> _What is required_
Every line below that includes "оптово" counts toward the total. Report that total alone.

━━━ Material ━━━

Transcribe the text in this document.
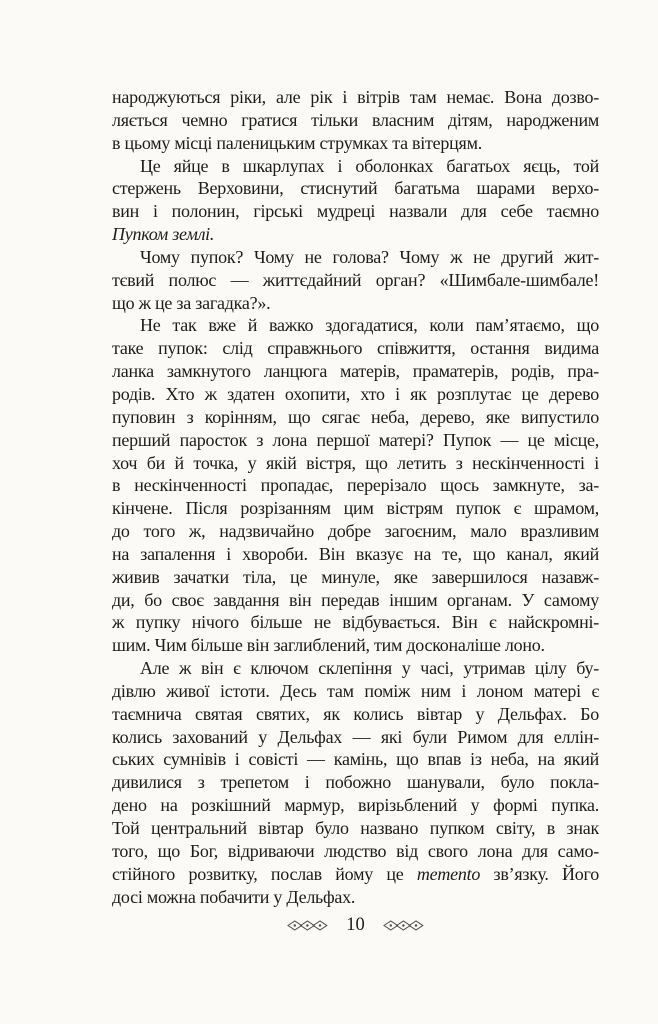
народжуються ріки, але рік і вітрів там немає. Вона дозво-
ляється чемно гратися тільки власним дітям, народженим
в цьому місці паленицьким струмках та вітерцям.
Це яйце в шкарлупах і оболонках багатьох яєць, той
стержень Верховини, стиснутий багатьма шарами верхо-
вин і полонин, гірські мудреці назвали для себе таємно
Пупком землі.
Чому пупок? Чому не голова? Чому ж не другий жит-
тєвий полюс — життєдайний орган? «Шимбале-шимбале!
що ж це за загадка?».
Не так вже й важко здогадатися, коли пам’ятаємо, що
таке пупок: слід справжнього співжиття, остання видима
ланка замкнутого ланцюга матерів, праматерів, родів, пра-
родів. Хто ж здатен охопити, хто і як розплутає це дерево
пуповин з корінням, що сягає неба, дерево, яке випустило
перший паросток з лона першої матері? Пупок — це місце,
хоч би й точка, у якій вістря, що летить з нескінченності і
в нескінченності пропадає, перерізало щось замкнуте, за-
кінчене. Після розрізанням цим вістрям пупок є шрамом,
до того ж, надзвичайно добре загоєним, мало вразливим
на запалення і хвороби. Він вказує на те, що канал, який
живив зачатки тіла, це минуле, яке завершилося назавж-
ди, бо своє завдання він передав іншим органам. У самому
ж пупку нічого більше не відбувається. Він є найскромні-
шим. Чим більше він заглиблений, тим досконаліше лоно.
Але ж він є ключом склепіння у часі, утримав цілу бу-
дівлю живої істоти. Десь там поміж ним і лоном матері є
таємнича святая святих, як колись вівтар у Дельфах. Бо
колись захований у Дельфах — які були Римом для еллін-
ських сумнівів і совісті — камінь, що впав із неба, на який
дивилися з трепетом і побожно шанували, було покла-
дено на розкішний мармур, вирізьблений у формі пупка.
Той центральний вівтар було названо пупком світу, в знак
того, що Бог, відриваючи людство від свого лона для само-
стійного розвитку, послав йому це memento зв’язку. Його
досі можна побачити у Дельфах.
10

━━━
━━━ Material ━━━

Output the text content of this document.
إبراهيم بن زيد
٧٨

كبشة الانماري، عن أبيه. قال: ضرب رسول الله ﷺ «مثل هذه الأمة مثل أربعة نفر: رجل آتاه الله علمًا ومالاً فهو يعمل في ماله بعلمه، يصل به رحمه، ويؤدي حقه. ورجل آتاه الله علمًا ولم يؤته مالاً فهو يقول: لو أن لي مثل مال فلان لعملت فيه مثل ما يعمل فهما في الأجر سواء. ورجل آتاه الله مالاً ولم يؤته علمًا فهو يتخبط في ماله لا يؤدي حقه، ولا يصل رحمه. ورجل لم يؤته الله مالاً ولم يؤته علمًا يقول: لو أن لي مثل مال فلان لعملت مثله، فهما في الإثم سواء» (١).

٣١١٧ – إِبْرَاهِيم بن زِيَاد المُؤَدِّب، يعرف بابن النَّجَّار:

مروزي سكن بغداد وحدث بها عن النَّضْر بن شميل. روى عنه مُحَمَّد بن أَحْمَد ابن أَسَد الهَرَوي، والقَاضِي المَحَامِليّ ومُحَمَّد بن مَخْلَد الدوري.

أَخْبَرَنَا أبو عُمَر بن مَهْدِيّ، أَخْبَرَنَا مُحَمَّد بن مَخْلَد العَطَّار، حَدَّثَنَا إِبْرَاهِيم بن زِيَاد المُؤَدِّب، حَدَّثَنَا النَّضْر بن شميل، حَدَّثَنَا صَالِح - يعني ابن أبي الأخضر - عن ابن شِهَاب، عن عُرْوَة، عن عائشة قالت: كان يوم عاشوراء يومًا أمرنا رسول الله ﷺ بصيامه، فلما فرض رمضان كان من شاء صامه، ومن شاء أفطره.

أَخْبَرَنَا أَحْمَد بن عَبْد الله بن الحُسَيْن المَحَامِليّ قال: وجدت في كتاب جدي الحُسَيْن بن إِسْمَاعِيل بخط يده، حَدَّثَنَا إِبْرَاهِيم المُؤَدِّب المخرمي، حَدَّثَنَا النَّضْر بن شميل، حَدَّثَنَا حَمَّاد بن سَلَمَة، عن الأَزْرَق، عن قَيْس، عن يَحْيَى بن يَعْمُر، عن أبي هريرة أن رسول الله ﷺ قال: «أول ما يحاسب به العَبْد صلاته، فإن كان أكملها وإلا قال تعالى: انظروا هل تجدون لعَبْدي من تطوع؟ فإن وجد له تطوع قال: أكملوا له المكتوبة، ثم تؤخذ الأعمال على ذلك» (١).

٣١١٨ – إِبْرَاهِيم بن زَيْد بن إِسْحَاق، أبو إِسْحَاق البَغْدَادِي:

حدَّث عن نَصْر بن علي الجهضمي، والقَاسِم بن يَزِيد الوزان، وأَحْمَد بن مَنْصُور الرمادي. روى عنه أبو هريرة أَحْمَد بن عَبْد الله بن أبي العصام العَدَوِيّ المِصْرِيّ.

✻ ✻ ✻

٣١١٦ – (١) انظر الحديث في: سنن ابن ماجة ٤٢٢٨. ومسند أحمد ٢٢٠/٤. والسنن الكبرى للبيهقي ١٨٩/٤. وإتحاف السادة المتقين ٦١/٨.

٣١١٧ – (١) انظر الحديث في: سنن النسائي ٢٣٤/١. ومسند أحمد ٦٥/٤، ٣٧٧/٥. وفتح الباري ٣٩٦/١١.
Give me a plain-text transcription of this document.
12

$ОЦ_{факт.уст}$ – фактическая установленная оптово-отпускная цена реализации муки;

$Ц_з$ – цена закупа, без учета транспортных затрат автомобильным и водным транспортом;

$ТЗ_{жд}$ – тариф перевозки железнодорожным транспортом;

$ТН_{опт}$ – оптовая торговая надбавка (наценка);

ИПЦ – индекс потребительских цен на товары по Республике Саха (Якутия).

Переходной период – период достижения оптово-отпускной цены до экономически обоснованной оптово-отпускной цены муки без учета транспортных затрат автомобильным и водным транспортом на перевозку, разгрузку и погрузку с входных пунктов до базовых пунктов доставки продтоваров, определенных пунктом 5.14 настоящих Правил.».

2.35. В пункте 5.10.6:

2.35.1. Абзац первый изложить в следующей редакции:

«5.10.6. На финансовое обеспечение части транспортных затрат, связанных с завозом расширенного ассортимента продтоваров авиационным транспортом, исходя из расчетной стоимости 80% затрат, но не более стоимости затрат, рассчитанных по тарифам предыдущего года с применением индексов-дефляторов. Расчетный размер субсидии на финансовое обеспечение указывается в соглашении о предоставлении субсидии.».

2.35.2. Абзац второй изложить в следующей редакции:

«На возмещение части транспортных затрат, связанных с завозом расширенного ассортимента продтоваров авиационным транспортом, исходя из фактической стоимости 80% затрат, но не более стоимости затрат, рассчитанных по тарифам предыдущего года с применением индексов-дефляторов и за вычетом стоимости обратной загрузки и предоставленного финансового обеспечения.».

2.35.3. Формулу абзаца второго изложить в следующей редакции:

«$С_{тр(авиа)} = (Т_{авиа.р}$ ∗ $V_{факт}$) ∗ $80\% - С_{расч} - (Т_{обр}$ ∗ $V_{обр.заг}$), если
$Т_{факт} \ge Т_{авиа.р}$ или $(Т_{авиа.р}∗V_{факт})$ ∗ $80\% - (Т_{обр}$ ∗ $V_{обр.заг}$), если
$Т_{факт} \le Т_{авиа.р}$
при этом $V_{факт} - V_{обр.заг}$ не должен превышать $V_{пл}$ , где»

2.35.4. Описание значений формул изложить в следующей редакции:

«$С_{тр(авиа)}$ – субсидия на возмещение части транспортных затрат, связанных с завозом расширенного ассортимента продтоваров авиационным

━━━
━━━ Material ━━━

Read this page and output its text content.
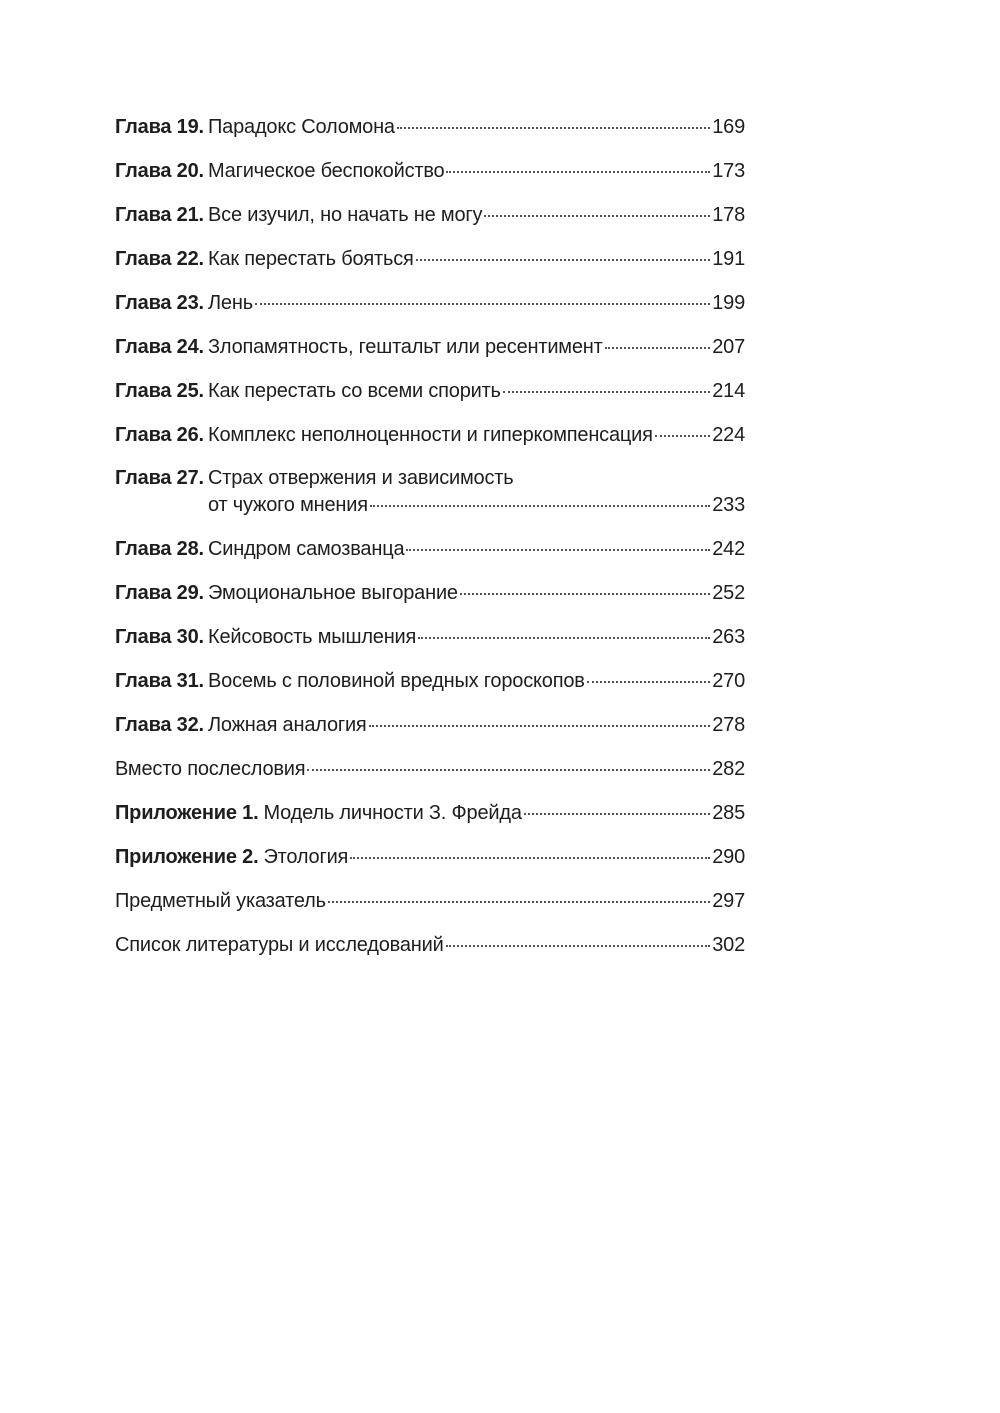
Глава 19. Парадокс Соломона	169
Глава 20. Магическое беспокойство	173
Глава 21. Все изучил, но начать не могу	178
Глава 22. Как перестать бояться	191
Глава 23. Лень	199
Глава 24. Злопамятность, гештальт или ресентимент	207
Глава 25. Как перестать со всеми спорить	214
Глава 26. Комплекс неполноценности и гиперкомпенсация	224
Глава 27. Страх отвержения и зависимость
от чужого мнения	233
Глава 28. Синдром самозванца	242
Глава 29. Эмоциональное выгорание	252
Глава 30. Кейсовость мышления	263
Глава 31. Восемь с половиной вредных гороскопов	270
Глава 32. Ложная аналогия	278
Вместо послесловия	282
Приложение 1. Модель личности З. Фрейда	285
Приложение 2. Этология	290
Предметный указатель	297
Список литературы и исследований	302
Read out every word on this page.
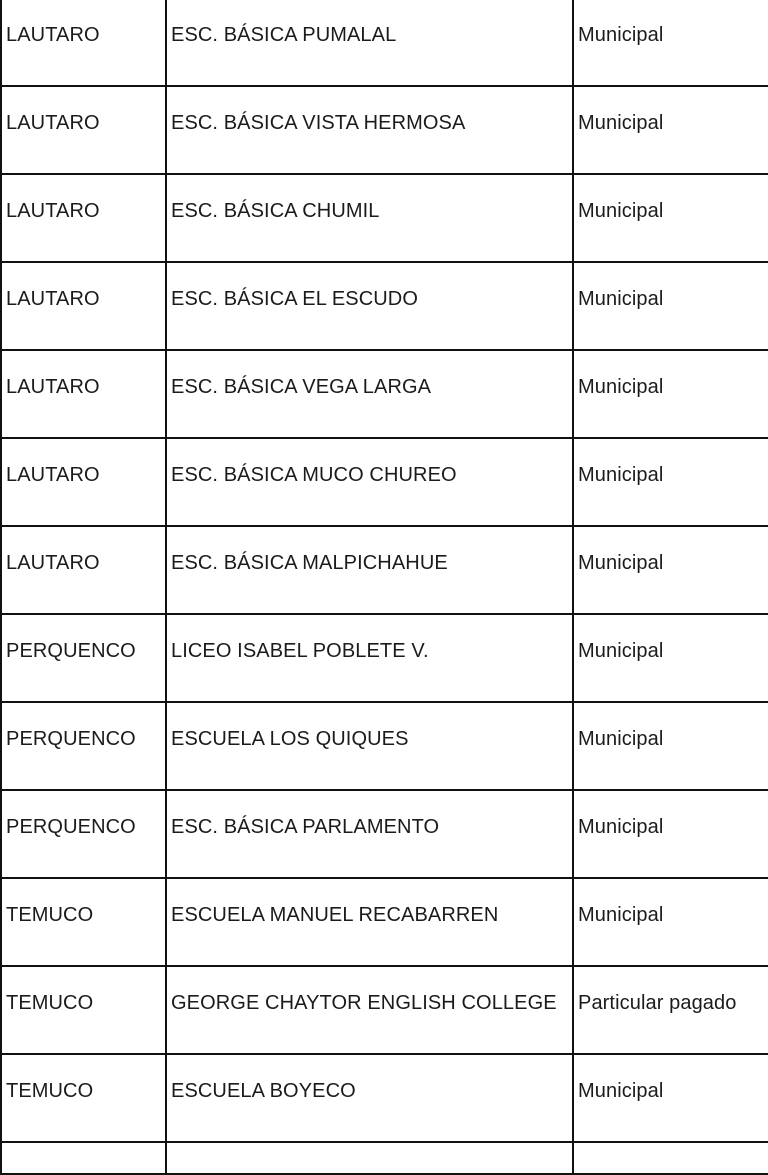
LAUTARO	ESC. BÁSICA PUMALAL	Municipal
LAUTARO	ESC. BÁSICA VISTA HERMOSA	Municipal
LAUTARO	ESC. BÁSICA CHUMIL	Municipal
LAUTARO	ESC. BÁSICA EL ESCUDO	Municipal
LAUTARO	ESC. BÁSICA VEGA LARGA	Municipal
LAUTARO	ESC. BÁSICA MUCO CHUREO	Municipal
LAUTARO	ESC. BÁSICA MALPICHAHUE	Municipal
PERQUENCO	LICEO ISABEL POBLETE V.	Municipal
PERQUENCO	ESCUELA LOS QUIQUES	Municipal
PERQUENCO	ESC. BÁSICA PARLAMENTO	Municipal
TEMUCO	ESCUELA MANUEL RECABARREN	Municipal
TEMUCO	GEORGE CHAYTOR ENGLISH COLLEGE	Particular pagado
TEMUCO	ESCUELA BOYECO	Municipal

━━━

> _Problem solution_
2